• _Task statement_:
Print each line of the listing once more, precisely as given.

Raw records
□ □ □ □

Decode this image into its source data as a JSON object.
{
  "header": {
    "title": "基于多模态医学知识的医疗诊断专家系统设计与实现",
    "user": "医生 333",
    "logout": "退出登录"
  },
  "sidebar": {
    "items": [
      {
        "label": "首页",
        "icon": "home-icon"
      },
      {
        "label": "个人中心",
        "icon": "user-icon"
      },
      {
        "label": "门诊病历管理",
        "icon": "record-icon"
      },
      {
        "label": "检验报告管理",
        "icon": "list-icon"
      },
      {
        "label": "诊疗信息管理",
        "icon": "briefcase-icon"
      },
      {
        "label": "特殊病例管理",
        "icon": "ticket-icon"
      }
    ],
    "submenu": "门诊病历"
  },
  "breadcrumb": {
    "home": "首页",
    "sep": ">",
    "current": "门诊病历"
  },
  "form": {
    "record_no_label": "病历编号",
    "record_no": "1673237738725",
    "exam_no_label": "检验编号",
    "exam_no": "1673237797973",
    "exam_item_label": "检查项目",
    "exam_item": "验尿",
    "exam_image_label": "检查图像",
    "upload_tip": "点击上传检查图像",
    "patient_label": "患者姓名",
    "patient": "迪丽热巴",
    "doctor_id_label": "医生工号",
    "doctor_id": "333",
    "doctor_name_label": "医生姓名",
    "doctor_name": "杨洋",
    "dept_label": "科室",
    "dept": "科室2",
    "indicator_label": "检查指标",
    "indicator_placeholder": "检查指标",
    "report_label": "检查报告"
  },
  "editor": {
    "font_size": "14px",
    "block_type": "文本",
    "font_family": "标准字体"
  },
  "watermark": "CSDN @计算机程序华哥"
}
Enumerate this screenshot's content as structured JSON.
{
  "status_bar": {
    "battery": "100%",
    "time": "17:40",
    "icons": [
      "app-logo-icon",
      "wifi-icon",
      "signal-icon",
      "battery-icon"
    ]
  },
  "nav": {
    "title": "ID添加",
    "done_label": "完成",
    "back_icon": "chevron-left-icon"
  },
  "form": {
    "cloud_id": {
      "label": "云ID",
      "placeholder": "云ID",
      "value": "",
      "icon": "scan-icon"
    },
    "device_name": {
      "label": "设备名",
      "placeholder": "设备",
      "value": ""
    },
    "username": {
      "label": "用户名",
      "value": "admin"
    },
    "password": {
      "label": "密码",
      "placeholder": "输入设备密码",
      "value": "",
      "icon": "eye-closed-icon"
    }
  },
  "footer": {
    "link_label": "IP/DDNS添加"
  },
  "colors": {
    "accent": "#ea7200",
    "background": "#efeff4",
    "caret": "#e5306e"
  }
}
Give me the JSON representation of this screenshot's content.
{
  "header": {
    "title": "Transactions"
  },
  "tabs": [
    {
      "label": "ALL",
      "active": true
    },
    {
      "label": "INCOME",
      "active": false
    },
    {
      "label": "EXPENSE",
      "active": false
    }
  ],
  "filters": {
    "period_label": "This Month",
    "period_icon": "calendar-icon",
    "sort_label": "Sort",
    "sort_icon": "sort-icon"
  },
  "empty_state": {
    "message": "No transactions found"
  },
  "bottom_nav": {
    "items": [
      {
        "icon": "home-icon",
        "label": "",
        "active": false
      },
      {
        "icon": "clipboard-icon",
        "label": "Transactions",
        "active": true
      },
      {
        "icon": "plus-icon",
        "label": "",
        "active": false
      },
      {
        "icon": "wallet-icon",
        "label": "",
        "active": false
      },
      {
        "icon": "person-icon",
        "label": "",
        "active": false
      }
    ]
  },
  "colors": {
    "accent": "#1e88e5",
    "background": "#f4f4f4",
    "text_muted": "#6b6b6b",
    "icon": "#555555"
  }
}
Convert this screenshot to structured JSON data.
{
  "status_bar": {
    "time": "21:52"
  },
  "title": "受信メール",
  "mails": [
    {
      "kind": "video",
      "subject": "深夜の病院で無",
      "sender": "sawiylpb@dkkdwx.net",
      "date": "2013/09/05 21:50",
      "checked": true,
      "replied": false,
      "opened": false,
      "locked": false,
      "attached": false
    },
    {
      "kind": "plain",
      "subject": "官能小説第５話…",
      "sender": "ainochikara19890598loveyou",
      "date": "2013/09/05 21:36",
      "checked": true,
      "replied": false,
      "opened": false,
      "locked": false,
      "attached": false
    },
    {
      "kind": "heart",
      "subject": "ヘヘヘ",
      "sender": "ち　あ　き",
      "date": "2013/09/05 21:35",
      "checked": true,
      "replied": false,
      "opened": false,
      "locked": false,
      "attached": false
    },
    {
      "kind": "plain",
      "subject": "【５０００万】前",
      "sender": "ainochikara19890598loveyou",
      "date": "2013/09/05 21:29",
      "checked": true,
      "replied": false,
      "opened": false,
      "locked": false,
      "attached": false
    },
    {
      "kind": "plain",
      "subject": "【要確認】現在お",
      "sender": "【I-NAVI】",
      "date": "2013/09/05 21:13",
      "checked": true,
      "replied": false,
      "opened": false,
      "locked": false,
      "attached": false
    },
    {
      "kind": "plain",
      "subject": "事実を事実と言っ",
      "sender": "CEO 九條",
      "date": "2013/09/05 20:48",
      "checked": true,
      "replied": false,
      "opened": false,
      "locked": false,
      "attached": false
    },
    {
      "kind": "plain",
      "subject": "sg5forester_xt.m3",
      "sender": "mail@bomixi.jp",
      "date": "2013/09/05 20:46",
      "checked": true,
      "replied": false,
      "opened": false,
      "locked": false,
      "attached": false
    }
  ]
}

□ □ □ □

• _Finished task_:
Decode this image into its source data as a JSON object.
{
  "header": {
    "title": "基于多模态医学知识的医疗诊断专家系统设计与实现",
    "user": "医生 333",
    "logout": "退出登录"
  },
  "sidebar": {
    "items": [
      {
        "label": "首页",
        "icon": "home-icon"
      },
      {
        "label": "个人中心",
        "icon": "user-icon"
      },
      {
        "label": "门诊病历管理",
        "icon": "record-icon"
      },
      {
        "label": "检验报告管理",
        "icon": "list-icon"
      },
      {
        "label": "诊疗信息管理",
        "icon": "briefcase-icon"
      },
      {
        "label": "特殊病例管理",
        "icon": "ticket-icon"
      }
    ],
    "submenu": "门诊病历"
  },
  "breadcrumb": {
    "home": "首页",
    "sep": ">",
    "current": "门诊病历"
  },
  "form": {
    "record_no_label": "病历编号",
    "record_no": "1673237738725",
    "exam_no_label": "检验编号",
    "exam_no": "1673237797973",
    "exam_item_label": "检查项目",
    "exam_item": "验尿",
    "exam_image_label": "检查图像",
    "upload_tip": "点击上传检查图像",
    "patient_label": "患者姓名",
    "patient": "迪丽热巴",
    "doctor_id_label": "医生工号",
    "doctor_id": "333",
    "doctor_name_label": "医生姓名",
    "doctor_name": "杨洋",
    "dept_label": "科室",
    "dept": "科室2",
    "indicator_label": "检查指标",
    "indicator_placeholder": "检查指标",
    "report_label": "检查报告"
  },
  "editor": {
    "font_size": "14px",
    "block_type": "文本",
    "font_family": "标准字体"
  },
  "watermark": "CSDN @计算机程序华哥"
}
Enumerate this screenshot's content as structured JSON.
{
  "status_bar": {
    "battery": "100%",
    "time": "17:40",
    "icons": [
      "app-logo-icon",
      "wifi-icon",
      "signal-icon",
      "battery-icon"
    ]
  },
  "nav": {
    "title": "ID添加",
    "done_label": "完成",
    "back_icon": "chevron-left-icon"
  },
  "form": {
    "cloud_id": {
      "label": "云ID",
      "placeholder": "云ID",
      "value": "",
      "icon": "scan-icon"
    },
    "device_name": {
      "label": "设备名",
      "placeholder": "设备",
      "value": ""
    },
    "username": {
      "label": "用户名",
      "value": "admin"
    },
    "password": {
      "label": "密码",
      "placeholder": "输入设备密码",
      "value": "",
      "icon": "eye-closed-icon"
    }
  },
  "footer": {
    "link_label": "IP/DDNS添加"
  },
  "colors": {
    "accent": "#ea7200",
    "background": "#efeff4",
    "caret": "#e5306e"
  }
}
Give me the JSON representation of this screenshot's content.
{
  "header": {
    "title": "Transactions"
  },
  "tabs": [
    {
      "label": "ALL",
      "active": true
    },
    {
      "label": "INCOME",
      "active": false
    },
    {
      "label": "EXPENSE",
      "active": false
    }
  ],
  "filters": {
    "period_label": "This Month",
    "period_icon": "calendar-icon",
    "sort_label": "Sort",
    "sort_icon": "sort-icon"
  },
  "empty_state": {
    "message": "No transactions found"
  },
  "bottom_nav": {
    "items": [
      {
        "icon": "home-icon",
        "label": "",
        "active": false
      },
      {
        "icon": "clipboard-icon",
        "label": "Transactions",
        "active": true
      },
      {
        "icon": "plus-icon",
        "label": "",
        "active": false
      },
      {
        "icon": "wallet-icon",
        "label": "",
        "active": false
      },
      {
        "icon": "person-icon",
        "label": "",
        "active": false
      }
    ]
  },
  "colors": {
    "accent": "#1e88e5",
    "background": "#f4f4f4",
    "text_muted": "#6b6b6b",
    "icon": "#555555"
  }
}
Convert this screenshot to structured JSON data.
{
  "status_bar": {
    "time": "21:52"
  },
  "title": "受信メール",
  "mails": [
    {
      "kind": "video",
      "subject": "深夜の病院で無",
      "sender": "sawiylpb@dkkdwx.net",
      "date": "2013/09/05 21:50",
      "checked": true,
      "replied": false,
      "opened": false,
      "locked": false,
      "attached": false
    },
    {
      "kind": "plain",
      "subject": "官能小説第５話…",
      "sender": "ainochikara19890598loveyou",
      "date": "2013/09/05 21:36",
      "checked": true,
      "replied": false,
      "opened": false,
      "locked": false,
      "attached": false
    },
    {
      "kind": "heart",
      "subject": "ヘヘヘ",
      "sender": "ち　あ　き",
      "date": "2013/09/05 21:35",
      "checked": true,
      "replied": false,
      "opened": false,
      "locked": false,
      "attached": false
    },
    {
      "kind": "plain",
      "subject": "【５０００万】前",
      "sender": "ainochikara19890598loveyou",
      "date": "2013/09/05 21:29",
      "checked": true,
      "replied": false,
      "opened": false,
      "locked": false,
      "attached": false
    },
    {
      "kind": "plain",
      "subject": "【要確認】現在お",
      "sender": "【I-NAVI】",
      "date": "2013/09/05 21:13",
      "checked": true,
      "replied": false,
      "opened": false,
      "locked": false,
      "attached": false
    },
    {
      "kind": "plain",
      "subject": "事実を事実と言っ",
      "sender": "CEO 九條",
      "date": "2013/09/05 20:48",
      "checked": true,
      "replied": false,
      "opened": false,
      "locked": false,
      "attached": false
    },
    {
      "kind": "plain",
      "subject": "sg5forester_xt.m3",
      "sender": "mail@bomixi.jp",
      "date": "2013/09/05 20:46",
      "checked": true,
      "replied": false,
      "opened": false,
      "locked": false,
      "attached": false
    }
  ]
}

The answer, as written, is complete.